# START OF EXTRACTED MATERIAL

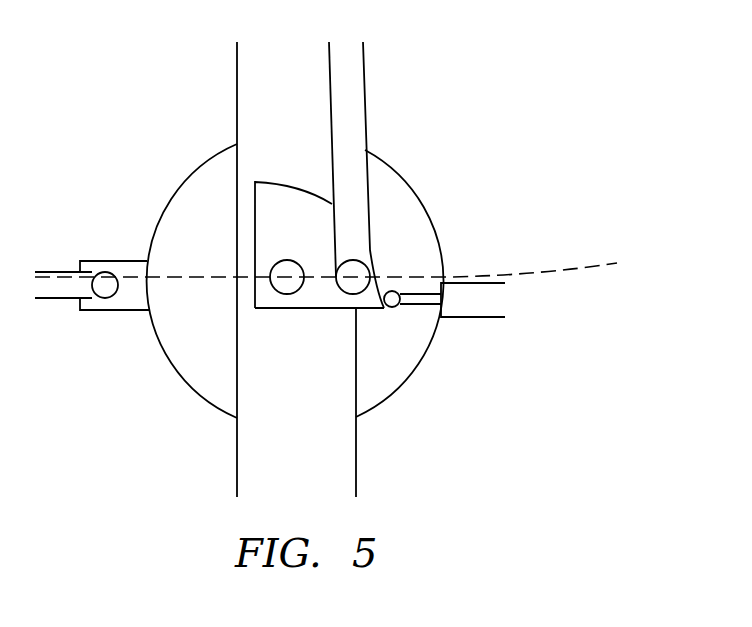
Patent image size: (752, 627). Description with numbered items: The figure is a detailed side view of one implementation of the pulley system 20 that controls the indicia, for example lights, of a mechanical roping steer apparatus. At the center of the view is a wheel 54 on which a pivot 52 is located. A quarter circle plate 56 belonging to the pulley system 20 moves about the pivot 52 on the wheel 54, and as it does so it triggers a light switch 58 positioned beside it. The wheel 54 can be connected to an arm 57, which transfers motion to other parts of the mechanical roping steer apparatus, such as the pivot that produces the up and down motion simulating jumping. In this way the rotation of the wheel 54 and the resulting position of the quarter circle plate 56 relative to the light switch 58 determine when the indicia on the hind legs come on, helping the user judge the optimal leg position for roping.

The pulley system 20 is at (543, 85).
The pivot 52 is at (282, 286).
The wheel 54 is at (395, 368).
The quarter circle plate 56 is at (283, 218).
The arm 57 is at (366, 125).
The light switch 58 is at (467, 312).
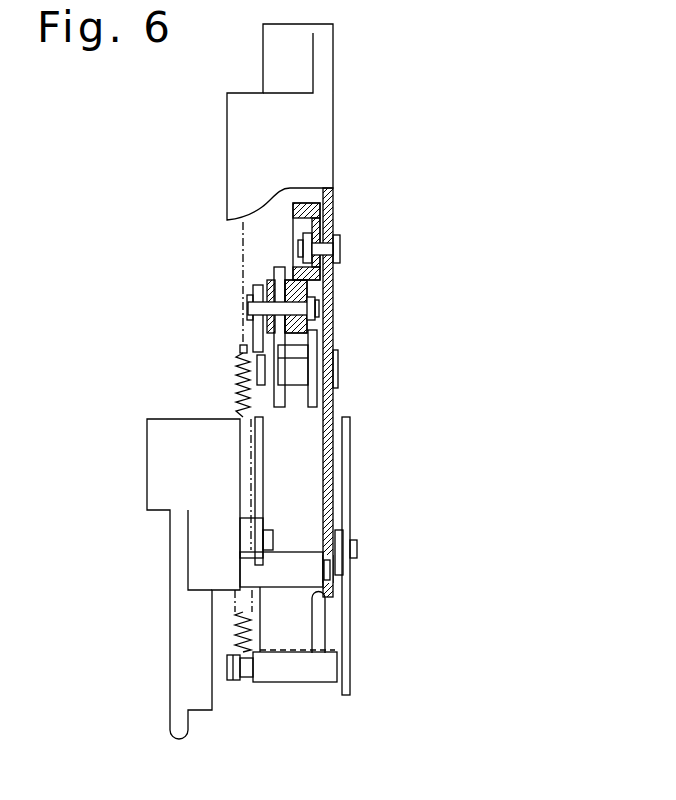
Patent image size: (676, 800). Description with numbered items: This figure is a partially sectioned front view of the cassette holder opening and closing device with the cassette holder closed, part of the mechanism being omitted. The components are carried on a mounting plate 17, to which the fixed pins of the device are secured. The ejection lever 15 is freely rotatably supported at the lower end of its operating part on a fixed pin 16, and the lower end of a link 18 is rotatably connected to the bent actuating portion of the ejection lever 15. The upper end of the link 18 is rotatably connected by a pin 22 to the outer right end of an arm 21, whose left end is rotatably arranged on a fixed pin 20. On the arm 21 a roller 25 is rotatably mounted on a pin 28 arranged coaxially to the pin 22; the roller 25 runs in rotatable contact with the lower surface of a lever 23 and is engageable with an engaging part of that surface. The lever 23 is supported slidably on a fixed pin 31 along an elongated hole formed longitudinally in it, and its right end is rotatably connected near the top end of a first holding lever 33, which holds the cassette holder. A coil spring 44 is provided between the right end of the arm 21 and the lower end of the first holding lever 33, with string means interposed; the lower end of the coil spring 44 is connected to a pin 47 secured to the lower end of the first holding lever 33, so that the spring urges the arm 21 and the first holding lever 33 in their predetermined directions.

The mounting plate 17 is at (315, 130).
The lever 23 is at (317, 208).
The fixed pin 31 is at (336, 247).
The arm 21 is at (266, 283).
The pin 22 is at (250, 307).
The link 18 is at (253, 334).
The pin 28 is at (325, 307).
The roller 25 is at (312, 327).
The fixed pin 20 is at (302, 367).
The ejection lever 15 is at (163, 457).
The fixed pin 16 is at (298, 562).
The first holding lever 33 is at (345, 593).
The coil spring 44 is at (237, 628).
The pin 47 is at (292, 672).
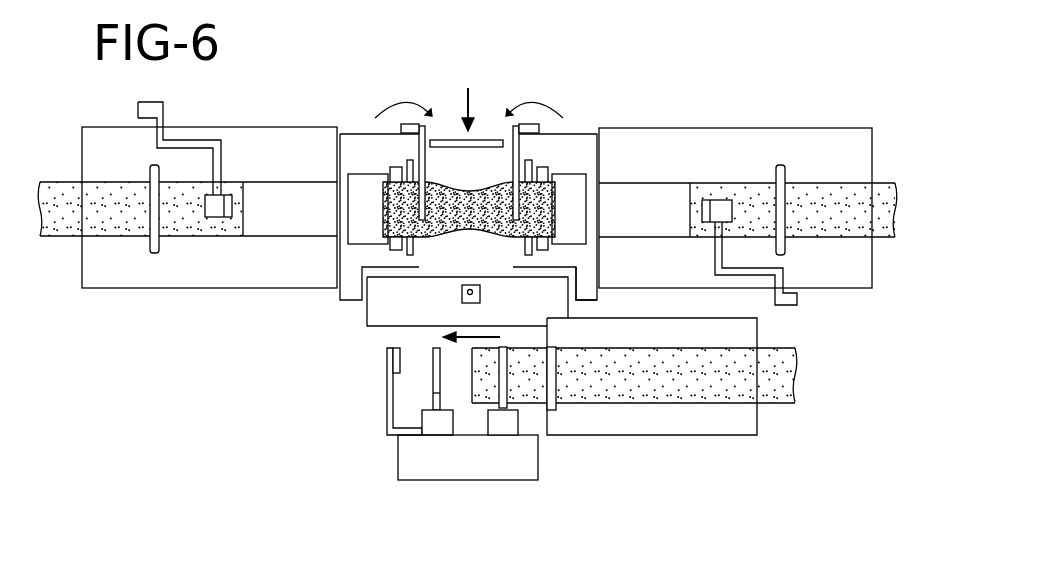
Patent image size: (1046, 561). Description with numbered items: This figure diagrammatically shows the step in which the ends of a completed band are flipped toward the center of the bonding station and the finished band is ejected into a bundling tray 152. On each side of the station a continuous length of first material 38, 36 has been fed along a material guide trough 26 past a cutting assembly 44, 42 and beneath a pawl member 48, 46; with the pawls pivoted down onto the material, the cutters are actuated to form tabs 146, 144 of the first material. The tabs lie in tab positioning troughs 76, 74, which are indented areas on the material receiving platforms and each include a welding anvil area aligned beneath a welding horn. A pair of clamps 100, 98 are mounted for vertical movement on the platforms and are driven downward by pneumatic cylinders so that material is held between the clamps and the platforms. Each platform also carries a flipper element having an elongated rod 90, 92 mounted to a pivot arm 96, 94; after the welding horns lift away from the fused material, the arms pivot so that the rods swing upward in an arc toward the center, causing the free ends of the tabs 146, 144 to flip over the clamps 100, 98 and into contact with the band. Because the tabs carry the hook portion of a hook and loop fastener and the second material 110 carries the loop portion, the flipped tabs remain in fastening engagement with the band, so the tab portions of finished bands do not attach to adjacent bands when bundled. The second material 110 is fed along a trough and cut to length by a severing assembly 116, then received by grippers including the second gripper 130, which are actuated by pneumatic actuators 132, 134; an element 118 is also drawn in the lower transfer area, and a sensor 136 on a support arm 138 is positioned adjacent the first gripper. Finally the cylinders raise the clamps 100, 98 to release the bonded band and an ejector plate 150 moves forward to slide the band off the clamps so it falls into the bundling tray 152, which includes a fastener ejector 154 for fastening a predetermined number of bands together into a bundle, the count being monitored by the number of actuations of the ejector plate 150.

The material guide trough 26 is at (272, 187).
The first material 38 is at (60, 188).
The cutting assembly 44 is at (148, 163).
The pawl member 48 is at (222, 193).
The tab 144 is at (605, 188).
The first material 36 is at (837, 188).
The cutting assembly 42 is at (782, 165).
The pawl member 46 is at (722, 200).
The tab positioning trough 76 is at (347, 248).
The tab 146 is at (340, 219).
The tab positioning trough 74 is at (593, 197).
The elongated rod 90 is at (503, 148).
The clamp 100 is at (402, 166).
The clamp 98 is at (530, 165).
The pivot arm 96 is at (410, 126).
The pivot arm 94 is at (530, 126).
The elongated rod 92 is at (448, 141).
The ejector plate 150 is at (448, 138).
The bundling tray 152 is at (367, 315).
The fastener ejector 154 is at (483, 287).
The bracket 118 is at (407, 433).
The sensor 136 is at (387, 358).
The support arm 138 is at (433, 378).
The pneumatic actuator 132 is at (437, 430).
The pneumatic actuator 134 is at (503, 432).
The second material 110 is at (797, 378).
The second gripper 130 is at (508, 375).
The severing assembly 116 is at (555, 387).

# END OF EXTRACTED MATERIAL

### OBJECTIVE
Copy out all of the data above word for word, leaving out the pictures.

### TASK RESULT
Patent image size: (752, 627). Description with numbered items: The figure is a detailed side view of one implementation of the pulley system 20 that controls the indicia, for example lights, of a mechanical roping steer apparatus. At the center of the view is a wheel 54 on which a pivot 52 is located. A quarter circle plate 56 belonging to the pulley system 20 moves about the pivot 52 on the wheel 54, and as it does so it triggers a light switch 58 positioned beside it. The wheel 54 can be connected to an arm 57, which transfers motion to other parts of the mechanical roping steer apparatus, such as the pivot that produces the up and down motion simulating jumping. In this way the rotation of the wheel 54 and the resulting position of the quarter circle plate 56 relative to the light switch 58 determine when the indicia on the hind legs come on, helping the user judge the optimal leg position for roping.

The pulley system 20 is at (543, 85).
The pivot 52 is at (282, 286).
The wheel 54 is at (395, 368).
The quarter circle plate 56 is at (283, 218).
The arm 57 is at (366, 125).
The light switch 58 is at (467, 312).
Patent image size: (676, 800). Description with numbered items: This figure is a partially sectioned front view of the cassette holder opening and closing device with the cassette holder closed, part of the mechanism being omitted. The components are carried on a mounting plate 17, to which the fixed pins of the device are secured. The ejection lever 15 is freely rotatably supported at the lower end of its operating part on a fixed pin 16, and the lower end of a link 18 is rotatably connected to the bent actuating portion of the ejection lever 15. The upper end of the link 18 is rotatably connected by a pin 22 to the outer right end of an arm 21, whose left end is rotatably arranged on a fixed pin 20. On the arm 21 a roller 25 is rotatably mounted on a pin 28 arranged coaxially to the pin 22; the roller 25 runs in rotatable contact with the lower surface of a lever 23 and is engageable with an engaging part of that surface. The lever 23 is supported slidably on a fixed pin 31 along an elongated hole formed longitudinally in it, and its right end is rotatably connected near the top end of a first holding lever 33, which holds the cassette holder. A coil spring 44 is provided between the right end of the arm 21 and the lower end of the first holding lever 33, with string means interposed; the lower end of the coil spring 44 is connected to a pin 47 secured to the lower end of the first holding lever 33, so that the spring urges the arm 21 and the first holding lever 33 in their predetermined directions.

The mounting plate 17 is at (315, 130).
The lever 23 is at (317, 208).
The fixed pin 31 is at (336, 247).
The arm 21 is at (266, 283).
The pin 22 is at (250, 307).
The link 18 is at (253, 334).
The pin 28 is at (325, 307).
The roller 25 is at (312, 327).
The fixed pin 20 is at (302, 367).
The ejection lever 15 is at (163, 457).
The fixed pin 16 is at (298, 562).
The first holding lever 33 is at (345, 593).
The coil spring 44 is at (237, 628).
The pin 47 is at (292, 672).
Patent image size: (1046, 561). Description with numbered items: This figure diagrammatically shows the step in which the ends of a completed band are flipped toward the center of the bonding station and the finished band is ejected into a bundling tray 152. On each side of the station a continuous length of first material 38, 36 has been fed along a material guide trough 26 past a cutting assembly 44, 42 and beneath a pawl member 48, 46; with the pawls pivoted down onto the material, the cutters are actuated to form tabs 146, 144 of the first material. The tabs lie in tab positioning troughs 76, 74, which are indented areas on the material receiving platforms and each include a welding anvil area aligned beneath a welding horn. A pair of clamps 100, 98 are mounted for vertical movement on the platforms and are driven downward by pneumatic cylinders so that material is held between the clamps and the platforms. Each platform also carries a flipper element having an elongated rod 90, 92 mounted to a pivot arm 96, 94; after the welding horns lift away from the fused material, the arms pivot so that the rods swing upward in an arc toward the center, causing the free ends of the tabs 146, 144 to flip over the clamps 100, 98 and into contact with the band. Because the tabs carry the hook portion of a hook and loop fastener and the second material 110 carries the loop portion, the flipped tabs remain in fastening engagement with the band, so the tab portions of finished bands do not attach to adjacent bands when bundled. The second material 110 is fed along a trough and cut to length by a severing assembly 116, then received by grippers including the second gripper 130, which are actuated by pneumatic actuators 132, 134; an element 118 is also drawn in the lower transfer area, and a sensor 136 on a support arm 138 is positioned adjacent the first gripper. Finally the cylinders raise the clamps 100, 98 to release the bonded band and an ejector plate 150 moves forward to slide the band off the clamps so it falls into the bundling tray 152, which includes a fastener ejector 154 for fastening a predetermined number of bands together into a bundle, the count being monitored by the number of actuations of the ejector plate 150.

The material guide trough 26 is at (272, 187).
The first material 38 is at (60, 188).
The cutting assembly 44 is at (148, 163).
The pawl member 48 is at (222, 193).
The tab 144 is at (605, 188).
The first material 36 is at (837, 188).
The cutting assembly 42 is at (782, 165).
The pawl member 46 is at (722, 200).
The tab positioning trough 76 is at (347, 248).
The tab 146 is at (340, 219).
The tab positioning trough 74 is at (593, 197).
The elongated rod 90 is at (503, 148).
The clamp 100 is at (402, 166).
The clamp 98 is at (530, 165).
The pivot arm 96 is at (410, 126).
The pivot arm 94 is at (530, 126).
The elongated rod 92 is at (448, 141).
The ejector plate 150 is at (448, 138).
The bundling tray 152 is at (367, 315).
The fastener ejector 154 is at (483, 287).
The bracket 118 is at (407, 433).
The sensor 136 is at (387, 358).
The support arm 138 is at (433, 378).
The pneumatic actuator 132 is at (437, 430).
The pneumatic actuator 134 is at (503, 432).
The second material 110 is at (797, 378).
The second gripper 130 is at (508, 375).
The severing assembly 116 is at (555, 387).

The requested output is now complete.